### Source excerpt ###

Linked list example – 1

Let's grow the API, strengthening the invariant as we go

  class LL<T> {

    const value: T
    var next: LL?<T>

    constructor(value: T)
      ensures this.value == value
      ensures this.next == null
    {
      this.value := value;
      next := null;
    }
  }

Linked list example – 2

Cons creates a new cell and attaches to its tail

  class LL<T> ... {

    method Cons(v: T) returns (l: LL<T>) {
      l := new LL(v);
      l.next := this;
    }

  }

Linked list example – 3

Head and Tail can be defined as functions

  class LL<T> ... {

    function Head(): T {
      value
    }

    function Tail(): LL<T>
      requires next != null
      reads this
    {
      next
    }

  }

Linked list example – 4

Length is problematic
We need to ensure that the function terminates
Intuitively we know why it does:
We intend for the LL not to be cyclic

We will need to explicitate our intentions in the invariant

  class LL<T> ... {

    function Length(): nat
      reads this
    {
      1 + if next == null then 0 else next.Length() // Error: might not terminate
    }

  }

Dynamic frames

We need to reason about the set of objects composing the LL
We can use a ghost set dynamic frame
We can state that a cell is not in the representation of its successor

This implies the list cannot be cyclic

  class LL<T> ... {

    ghost var Repr: set<object>

    ghost predicate Invariant()
      reads this, Repr
      decreases Repr
    {
      && this in Repr
      && (next != null ==>
         && next in Repr
         && next.Repr <= Repr
         && this !in next.Repr
         && next.Invariant())
    }

  }

Go over existing code again – 1

We strengthened the invariant

We need to review all the methods for which it is a postcondition

  class LL<T> ... {

    constructor OH(value: T)
      ensures this.value == value
      ensures this.next == null
      ensures Invariant()

### Stored rows ###

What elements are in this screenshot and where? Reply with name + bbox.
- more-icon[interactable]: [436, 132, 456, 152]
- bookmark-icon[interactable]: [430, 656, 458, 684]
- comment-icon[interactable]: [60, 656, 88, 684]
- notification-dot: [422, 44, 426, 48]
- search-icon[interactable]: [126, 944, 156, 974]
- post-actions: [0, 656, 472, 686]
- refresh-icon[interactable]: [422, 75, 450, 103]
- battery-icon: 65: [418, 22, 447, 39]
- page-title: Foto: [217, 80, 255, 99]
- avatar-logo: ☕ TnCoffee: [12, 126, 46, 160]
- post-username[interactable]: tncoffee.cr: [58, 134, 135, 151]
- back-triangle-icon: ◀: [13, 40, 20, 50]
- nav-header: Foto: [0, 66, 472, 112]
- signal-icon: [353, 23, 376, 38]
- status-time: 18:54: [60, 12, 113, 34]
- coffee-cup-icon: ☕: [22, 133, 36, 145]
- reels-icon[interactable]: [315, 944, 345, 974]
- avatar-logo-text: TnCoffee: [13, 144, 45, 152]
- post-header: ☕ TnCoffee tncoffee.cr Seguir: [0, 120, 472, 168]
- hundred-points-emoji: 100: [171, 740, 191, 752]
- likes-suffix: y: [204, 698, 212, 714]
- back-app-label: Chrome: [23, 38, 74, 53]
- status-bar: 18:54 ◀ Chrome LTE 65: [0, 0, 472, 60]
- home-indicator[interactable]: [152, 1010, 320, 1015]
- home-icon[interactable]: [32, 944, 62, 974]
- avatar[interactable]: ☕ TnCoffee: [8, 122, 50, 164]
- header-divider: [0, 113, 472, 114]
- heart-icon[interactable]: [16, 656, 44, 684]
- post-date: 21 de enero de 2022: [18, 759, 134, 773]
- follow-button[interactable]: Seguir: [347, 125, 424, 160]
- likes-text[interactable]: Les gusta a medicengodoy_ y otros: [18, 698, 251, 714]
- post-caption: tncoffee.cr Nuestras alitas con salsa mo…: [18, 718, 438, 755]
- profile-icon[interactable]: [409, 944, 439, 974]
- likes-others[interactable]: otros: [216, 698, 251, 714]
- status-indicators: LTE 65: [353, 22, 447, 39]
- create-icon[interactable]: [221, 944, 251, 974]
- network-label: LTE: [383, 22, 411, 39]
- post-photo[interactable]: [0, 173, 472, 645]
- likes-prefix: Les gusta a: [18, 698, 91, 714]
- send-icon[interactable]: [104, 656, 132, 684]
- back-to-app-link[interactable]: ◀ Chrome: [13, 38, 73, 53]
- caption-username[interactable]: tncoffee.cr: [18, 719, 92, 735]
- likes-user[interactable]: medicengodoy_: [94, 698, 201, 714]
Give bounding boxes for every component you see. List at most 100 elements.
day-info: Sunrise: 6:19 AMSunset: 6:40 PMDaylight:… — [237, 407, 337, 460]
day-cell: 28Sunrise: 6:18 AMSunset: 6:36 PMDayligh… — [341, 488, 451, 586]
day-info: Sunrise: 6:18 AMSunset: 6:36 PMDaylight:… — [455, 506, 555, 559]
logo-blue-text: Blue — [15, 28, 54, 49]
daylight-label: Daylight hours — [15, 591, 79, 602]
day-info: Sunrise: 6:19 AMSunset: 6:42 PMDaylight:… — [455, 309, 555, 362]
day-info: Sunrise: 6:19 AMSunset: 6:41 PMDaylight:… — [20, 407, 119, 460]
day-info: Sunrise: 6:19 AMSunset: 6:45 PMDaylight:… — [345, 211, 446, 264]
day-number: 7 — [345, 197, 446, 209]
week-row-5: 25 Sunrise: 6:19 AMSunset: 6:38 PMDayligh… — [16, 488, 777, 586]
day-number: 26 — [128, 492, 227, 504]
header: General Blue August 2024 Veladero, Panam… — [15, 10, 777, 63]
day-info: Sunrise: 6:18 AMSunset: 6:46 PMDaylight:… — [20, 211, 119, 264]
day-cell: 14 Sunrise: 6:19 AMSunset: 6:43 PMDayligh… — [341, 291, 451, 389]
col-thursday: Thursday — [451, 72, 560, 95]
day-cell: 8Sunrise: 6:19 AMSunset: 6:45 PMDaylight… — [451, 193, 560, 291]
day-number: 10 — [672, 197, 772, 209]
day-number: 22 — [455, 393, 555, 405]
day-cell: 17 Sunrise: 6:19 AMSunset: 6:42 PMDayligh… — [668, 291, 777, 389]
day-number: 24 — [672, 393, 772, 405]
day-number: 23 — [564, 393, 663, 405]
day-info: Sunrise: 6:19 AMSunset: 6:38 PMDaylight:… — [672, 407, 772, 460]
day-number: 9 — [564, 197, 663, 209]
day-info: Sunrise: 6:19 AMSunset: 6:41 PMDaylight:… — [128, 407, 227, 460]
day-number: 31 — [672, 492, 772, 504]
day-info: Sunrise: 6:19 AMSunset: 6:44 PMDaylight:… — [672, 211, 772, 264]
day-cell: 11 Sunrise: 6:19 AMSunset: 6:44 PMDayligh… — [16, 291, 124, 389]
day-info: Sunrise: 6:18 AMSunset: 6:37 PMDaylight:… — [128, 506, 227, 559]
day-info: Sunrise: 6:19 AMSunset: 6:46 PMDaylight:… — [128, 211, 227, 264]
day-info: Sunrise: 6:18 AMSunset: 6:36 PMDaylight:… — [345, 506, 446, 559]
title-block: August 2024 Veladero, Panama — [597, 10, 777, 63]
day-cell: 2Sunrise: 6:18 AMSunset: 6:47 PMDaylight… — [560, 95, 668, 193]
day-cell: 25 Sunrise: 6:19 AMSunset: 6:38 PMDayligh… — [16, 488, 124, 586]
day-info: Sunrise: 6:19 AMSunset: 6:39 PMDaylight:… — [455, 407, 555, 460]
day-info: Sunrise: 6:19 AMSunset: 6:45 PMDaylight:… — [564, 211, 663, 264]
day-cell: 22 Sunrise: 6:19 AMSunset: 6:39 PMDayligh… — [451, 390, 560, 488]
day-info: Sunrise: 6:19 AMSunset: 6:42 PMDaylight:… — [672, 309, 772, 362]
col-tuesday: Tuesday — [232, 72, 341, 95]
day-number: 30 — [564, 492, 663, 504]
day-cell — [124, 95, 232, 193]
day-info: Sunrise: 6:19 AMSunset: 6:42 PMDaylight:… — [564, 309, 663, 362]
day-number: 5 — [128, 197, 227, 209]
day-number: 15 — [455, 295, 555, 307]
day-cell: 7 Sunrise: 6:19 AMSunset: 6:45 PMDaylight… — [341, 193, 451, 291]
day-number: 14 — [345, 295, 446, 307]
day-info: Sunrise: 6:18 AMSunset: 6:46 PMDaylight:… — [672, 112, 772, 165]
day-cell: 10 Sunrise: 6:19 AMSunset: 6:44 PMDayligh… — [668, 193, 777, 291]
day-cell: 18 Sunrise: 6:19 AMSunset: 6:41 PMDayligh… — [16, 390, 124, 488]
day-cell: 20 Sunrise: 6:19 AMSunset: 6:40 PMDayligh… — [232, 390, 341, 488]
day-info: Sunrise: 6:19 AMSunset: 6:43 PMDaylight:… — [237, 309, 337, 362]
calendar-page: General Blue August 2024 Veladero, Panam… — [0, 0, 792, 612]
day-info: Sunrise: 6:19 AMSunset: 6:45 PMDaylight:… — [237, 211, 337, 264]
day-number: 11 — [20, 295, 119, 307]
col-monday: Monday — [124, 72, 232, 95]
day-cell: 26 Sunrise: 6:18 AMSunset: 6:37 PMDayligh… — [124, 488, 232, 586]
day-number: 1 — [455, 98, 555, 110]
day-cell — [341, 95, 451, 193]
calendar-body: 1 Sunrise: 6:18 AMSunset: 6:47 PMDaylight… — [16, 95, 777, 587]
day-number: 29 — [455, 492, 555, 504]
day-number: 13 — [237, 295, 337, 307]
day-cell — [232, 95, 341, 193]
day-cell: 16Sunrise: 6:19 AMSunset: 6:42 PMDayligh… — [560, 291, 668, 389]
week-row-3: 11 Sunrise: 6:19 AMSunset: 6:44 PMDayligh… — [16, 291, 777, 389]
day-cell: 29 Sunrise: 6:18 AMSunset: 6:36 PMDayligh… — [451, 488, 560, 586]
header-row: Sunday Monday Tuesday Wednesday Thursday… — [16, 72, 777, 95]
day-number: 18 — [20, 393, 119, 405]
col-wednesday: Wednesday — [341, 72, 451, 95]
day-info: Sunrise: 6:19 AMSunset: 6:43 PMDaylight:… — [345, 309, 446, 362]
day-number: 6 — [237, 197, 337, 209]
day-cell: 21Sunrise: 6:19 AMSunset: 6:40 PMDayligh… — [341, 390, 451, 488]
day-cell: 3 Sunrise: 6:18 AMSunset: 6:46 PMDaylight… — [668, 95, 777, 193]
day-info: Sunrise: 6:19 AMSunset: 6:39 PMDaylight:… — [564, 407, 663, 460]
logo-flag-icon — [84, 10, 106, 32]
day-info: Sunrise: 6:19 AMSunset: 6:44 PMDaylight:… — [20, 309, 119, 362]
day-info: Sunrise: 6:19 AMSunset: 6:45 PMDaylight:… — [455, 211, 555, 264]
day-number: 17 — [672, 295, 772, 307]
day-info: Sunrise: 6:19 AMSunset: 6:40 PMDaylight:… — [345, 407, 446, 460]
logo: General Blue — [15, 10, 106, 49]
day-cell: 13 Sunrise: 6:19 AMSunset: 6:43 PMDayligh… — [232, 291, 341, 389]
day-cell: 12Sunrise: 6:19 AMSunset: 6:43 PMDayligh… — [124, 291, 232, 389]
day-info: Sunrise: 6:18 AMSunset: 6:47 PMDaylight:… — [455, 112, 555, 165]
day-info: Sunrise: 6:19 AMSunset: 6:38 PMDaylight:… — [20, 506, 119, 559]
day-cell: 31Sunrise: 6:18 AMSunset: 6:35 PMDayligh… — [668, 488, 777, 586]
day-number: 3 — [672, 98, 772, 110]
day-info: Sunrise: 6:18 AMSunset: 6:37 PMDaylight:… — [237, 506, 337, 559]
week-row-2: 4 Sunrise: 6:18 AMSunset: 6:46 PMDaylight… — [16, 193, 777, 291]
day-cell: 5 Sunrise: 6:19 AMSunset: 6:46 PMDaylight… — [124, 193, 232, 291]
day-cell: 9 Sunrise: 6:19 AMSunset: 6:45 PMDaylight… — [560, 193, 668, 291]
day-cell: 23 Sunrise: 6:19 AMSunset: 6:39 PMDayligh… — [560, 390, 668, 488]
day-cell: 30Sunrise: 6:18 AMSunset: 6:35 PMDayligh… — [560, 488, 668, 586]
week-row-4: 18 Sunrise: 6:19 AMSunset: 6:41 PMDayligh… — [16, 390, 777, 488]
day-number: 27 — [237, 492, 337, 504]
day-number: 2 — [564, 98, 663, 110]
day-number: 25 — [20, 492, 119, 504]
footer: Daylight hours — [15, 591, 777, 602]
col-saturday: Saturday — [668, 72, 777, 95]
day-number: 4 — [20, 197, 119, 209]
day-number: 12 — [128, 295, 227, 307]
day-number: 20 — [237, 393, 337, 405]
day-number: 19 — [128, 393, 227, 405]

###

## Exercise description
Extend the Dafny linked-list walkthrough past its final line, carrying on with the constructor whose specification it was listing.

## Answer to the task
    {
      this.value := value;
      next := null;
      Repr := {this};
    }

  }

Go over existing code again – 2

This is a good strategy to develop verified data structures

Add methods one by one, strengthening invariant as you go, adapting existing code every time

  class LL<T> ... {

    method Cons(v: T) returns (l: LL<T>)
      requires Invariant()
      modifies Repr
      ensures Invariant()
      ensures l.Invariant()
    {
      l := new LL(v);
      l.next := this;
      l.Repr := Repr + {l};
    }

  }

Length

Now the invariant is strong enough for Length

In practice, there is a continuous co-design of invariant and code

  class LL<T> ... {

    function Length(): nat
      requires Invariant()
      reads Repr
      decreases Repr
    {
      1 + if next == null then 0 else next.Length()
    }

  }

Append – 1

Append is interesting because it involves two LLs

We need to require the LLs to be made of distinct objects

  class LL<T> ... {

    method Append(l: LL<T>)
      requires next != null
      requires Invariant()
      requires l.Invariant()
      modifies Repr
      ensures Invariant()

  }

Append – 2

We do so with the frame rule

Here, Append requires some proof work

  class LL<T> ... {

    method Append(l: LL<T>)
      requires next == null
      requires Invariant()
      requires Repr !! l.Repr
      requires l.Invariant()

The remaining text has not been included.